**WRITTEN REQUEST**
Return only the number of lines in the entries below that hold the word "text".

Items from a figure collection
<<<<

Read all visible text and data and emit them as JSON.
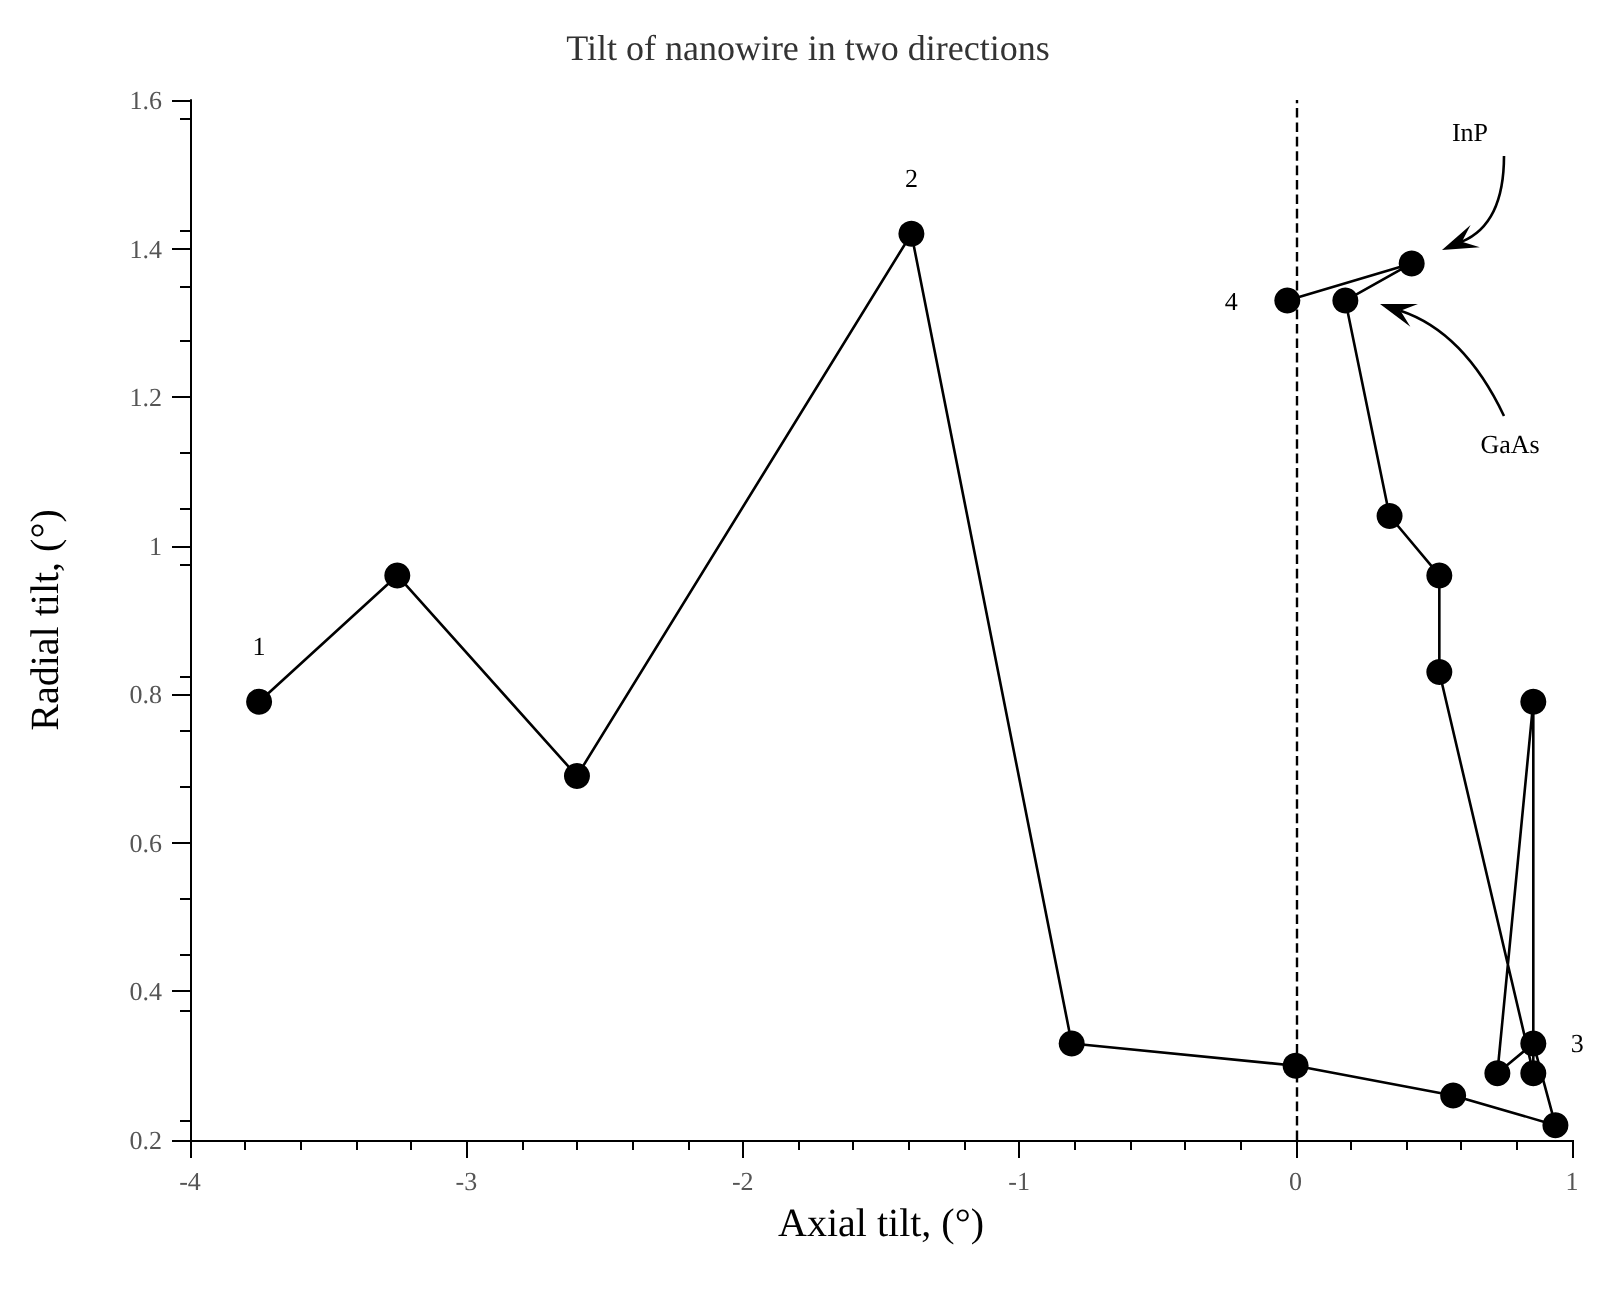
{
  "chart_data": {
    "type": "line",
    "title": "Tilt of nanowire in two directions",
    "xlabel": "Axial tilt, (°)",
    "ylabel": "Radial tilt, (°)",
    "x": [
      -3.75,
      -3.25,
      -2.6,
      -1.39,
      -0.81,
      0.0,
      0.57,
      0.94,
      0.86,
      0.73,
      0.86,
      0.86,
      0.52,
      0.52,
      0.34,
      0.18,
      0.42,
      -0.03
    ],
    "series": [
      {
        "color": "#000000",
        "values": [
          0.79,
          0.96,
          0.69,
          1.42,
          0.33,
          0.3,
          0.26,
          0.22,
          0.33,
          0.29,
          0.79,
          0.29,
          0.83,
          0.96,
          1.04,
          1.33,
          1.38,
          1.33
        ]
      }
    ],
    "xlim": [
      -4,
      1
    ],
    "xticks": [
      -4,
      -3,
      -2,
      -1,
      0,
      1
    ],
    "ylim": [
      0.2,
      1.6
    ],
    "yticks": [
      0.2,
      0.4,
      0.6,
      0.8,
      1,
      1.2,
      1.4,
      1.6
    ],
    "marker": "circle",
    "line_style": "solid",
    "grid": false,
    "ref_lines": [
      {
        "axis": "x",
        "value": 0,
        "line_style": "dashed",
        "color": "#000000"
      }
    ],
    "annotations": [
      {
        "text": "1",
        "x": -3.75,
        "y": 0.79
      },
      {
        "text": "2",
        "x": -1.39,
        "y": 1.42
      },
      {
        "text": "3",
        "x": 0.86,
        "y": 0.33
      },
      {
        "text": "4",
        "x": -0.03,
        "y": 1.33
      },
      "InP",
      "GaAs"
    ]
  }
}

>>>>

**SOLUTION TO THIS PROBLEM**
5